> **WRITTEN PROBLEM**: Report only the number of lines in this material that include the string "Except".

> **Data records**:
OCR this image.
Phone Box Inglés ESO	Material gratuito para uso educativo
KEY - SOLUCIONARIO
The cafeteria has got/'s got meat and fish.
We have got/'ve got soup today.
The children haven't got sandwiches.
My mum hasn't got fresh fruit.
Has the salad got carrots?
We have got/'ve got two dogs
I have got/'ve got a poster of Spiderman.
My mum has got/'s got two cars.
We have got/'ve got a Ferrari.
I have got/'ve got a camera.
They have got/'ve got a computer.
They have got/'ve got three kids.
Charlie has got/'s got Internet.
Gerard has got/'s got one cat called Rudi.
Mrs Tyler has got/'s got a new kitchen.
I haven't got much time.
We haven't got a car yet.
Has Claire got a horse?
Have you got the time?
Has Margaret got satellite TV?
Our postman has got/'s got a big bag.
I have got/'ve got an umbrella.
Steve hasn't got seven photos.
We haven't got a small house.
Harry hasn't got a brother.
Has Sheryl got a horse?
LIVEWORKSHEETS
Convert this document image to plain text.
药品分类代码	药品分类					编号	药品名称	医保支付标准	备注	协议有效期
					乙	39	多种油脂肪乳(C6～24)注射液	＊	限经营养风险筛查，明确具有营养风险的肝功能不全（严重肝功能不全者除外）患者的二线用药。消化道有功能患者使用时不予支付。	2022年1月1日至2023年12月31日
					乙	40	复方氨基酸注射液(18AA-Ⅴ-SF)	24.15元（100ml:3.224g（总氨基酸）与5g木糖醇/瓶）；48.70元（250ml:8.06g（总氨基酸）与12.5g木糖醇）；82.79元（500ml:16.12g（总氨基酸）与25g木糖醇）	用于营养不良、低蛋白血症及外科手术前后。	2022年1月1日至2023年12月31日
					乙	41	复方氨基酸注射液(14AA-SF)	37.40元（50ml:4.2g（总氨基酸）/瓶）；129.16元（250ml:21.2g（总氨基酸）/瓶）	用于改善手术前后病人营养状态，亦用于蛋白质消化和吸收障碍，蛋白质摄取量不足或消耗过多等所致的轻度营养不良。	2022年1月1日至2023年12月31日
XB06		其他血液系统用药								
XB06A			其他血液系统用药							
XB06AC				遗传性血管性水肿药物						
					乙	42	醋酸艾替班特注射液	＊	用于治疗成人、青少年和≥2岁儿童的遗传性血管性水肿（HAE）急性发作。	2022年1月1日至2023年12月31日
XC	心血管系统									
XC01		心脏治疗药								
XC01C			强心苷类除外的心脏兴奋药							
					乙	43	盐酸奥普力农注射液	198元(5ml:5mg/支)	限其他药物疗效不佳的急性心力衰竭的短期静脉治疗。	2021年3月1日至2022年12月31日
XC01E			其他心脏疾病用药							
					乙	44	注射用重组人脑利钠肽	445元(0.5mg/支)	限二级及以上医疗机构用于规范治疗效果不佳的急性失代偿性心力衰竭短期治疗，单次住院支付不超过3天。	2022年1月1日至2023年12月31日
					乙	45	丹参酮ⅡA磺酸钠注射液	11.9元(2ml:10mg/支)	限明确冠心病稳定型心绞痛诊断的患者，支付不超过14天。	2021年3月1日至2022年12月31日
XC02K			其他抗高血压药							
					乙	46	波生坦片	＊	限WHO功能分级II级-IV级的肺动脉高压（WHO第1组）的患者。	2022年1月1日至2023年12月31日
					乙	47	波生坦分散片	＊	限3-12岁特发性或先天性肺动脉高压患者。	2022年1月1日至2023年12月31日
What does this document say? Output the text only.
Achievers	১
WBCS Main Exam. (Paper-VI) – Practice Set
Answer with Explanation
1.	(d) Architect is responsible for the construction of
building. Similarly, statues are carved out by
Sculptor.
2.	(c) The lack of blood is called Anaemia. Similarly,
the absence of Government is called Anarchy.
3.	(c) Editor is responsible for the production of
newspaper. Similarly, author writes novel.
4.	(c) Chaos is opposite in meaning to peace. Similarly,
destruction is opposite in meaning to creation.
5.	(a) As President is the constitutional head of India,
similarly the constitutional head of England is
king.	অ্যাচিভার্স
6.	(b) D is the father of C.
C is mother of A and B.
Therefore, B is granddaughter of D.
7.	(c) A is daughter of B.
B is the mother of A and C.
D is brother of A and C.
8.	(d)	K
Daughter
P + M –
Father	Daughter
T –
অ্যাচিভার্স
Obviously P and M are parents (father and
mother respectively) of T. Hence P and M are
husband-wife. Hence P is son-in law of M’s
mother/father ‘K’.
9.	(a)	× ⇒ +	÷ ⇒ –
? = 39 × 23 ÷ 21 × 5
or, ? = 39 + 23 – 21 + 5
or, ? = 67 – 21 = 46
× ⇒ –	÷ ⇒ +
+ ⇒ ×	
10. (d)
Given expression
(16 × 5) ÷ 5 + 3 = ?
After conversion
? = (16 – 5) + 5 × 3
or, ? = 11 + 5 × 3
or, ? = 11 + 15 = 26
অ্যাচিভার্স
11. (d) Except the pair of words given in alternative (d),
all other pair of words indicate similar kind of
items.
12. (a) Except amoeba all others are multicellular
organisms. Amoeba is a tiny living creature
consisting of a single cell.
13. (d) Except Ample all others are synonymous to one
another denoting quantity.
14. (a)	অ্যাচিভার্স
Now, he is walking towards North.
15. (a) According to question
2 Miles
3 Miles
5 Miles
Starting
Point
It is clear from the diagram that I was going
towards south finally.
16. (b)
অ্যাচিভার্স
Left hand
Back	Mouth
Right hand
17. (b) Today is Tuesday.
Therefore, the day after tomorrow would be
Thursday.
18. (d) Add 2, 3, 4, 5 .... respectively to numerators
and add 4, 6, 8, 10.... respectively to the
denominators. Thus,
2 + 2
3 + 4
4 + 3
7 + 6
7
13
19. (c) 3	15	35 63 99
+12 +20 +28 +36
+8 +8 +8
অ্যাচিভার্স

> **FINISHED TASK**: 3